Data supplied:
╔══
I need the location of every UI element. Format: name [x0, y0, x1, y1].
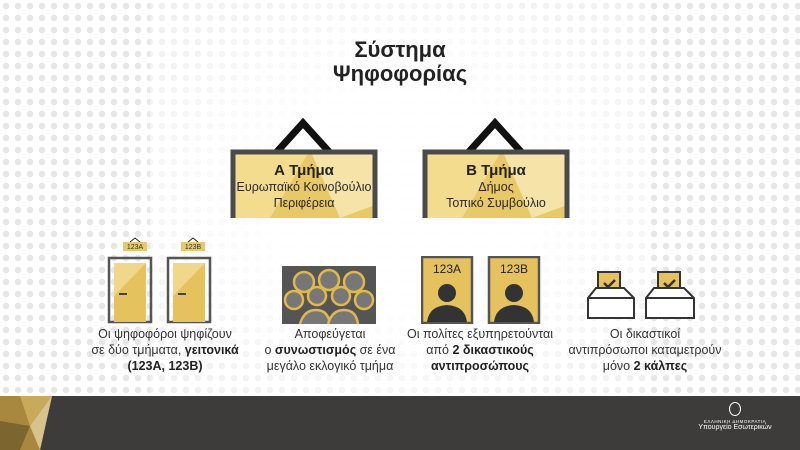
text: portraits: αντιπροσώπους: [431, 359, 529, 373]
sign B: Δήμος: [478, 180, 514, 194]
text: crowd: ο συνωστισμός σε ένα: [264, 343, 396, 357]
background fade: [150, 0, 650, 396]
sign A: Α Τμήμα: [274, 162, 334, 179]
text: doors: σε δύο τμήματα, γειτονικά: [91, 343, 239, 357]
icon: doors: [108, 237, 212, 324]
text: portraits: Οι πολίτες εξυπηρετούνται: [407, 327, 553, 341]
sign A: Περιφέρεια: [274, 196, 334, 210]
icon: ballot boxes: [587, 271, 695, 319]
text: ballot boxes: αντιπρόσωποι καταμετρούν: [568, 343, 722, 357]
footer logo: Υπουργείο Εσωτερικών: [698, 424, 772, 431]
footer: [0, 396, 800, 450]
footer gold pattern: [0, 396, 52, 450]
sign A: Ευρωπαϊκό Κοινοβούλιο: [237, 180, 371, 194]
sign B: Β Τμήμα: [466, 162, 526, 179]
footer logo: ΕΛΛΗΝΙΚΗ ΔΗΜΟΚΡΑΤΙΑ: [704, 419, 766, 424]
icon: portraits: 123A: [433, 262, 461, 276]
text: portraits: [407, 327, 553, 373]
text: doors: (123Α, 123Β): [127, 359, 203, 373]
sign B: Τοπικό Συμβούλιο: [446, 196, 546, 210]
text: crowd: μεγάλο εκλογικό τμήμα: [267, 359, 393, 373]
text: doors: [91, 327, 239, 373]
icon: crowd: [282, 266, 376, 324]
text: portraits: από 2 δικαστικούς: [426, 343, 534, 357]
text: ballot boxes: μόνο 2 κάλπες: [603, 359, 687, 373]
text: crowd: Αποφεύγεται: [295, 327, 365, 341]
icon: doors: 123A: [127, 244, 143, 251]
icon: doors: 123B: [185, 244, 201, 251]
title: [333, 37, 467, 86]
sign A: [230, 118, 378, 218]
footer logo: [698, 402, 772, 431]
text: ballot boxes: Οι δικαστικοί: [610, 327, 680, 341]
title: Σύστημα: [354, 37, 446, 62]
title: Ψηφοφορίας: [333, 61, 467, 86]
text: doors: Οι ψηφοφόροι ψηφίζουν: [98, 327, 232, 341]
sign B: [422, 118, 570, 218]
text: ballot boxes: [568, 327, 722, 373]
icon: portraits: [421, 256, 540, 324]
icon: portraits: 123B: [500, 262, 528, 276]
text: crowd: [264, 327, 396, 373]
╚══
╔══
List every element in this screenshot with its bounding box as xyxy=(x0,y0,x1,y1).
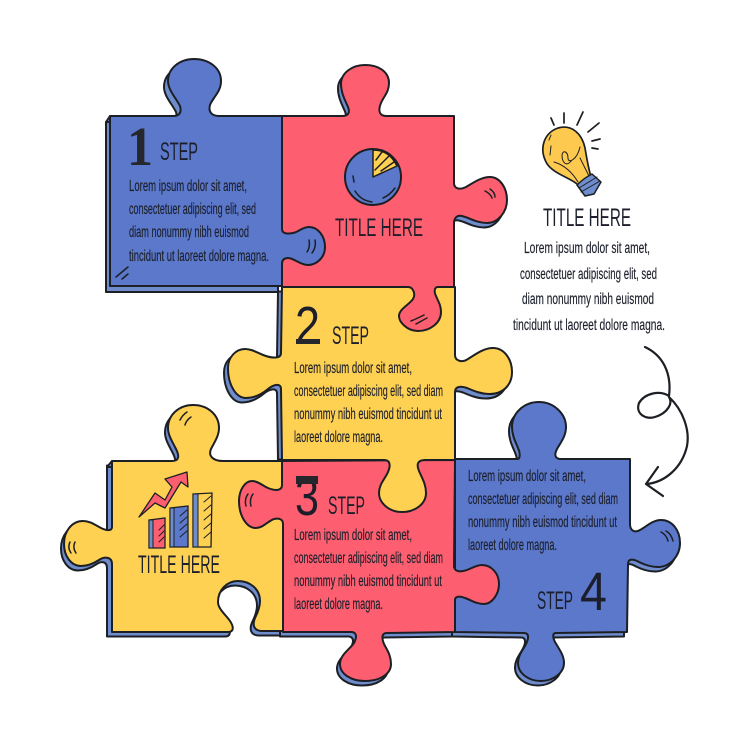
╚══
╔══
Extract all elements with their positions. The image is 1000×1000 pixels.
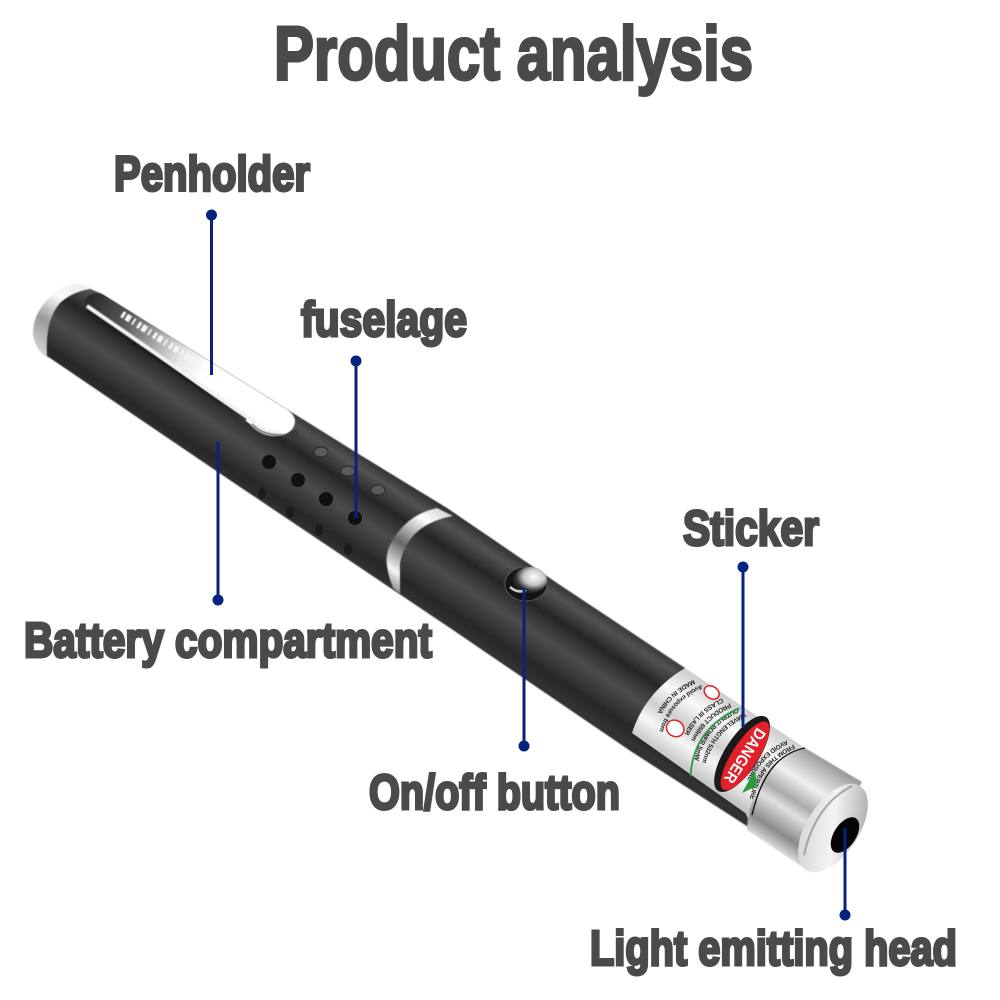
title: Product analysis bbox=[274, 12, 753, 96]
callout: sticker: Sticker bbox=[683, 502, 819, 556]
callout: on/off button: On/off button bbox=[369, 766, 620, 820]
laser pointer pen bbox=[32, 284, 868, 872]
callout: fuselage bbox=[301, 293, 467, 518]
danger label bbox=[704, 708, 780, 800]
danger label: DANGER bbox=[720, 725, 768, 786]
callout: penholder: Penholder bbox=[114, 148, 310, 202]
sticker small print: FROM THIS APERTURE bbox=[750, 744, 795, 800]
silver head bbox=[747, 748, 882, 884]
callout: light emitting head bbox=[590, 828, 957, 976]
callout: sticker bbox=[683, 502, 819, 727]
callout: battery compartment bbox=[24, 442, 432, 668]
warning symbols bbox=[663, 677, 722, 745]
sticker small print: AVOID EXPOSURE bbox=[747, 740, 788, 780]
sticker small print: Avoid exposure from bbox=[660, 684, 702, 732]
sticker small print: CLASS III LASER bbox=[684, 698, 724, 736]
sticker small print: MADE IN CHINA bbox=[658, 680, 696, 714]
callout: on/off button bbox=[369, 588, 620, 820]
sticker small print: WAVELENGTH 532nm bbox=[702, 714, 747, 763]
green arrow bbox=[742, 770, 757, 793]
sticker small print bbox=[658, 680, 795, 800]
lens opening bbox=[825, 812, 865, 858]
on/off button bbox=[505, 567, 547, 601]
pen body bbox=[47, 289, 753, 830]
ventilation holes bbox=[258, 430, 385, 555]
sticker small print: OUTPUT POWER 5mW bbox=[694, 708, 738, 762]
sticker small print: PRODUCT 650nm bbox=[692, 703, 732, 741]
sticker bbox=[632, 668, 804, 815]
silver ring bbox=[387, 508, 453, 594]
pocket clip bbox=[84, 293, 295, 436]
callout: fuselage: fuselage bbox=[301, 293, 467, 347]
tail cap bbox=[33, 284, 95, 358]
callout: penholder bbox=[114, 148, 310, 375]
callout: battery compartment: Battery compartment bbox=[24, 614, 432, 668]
╚══
The request: Count the lines in the listing above that contain the string "crowd". Reply with the number alone.

Solution to the exercise: 5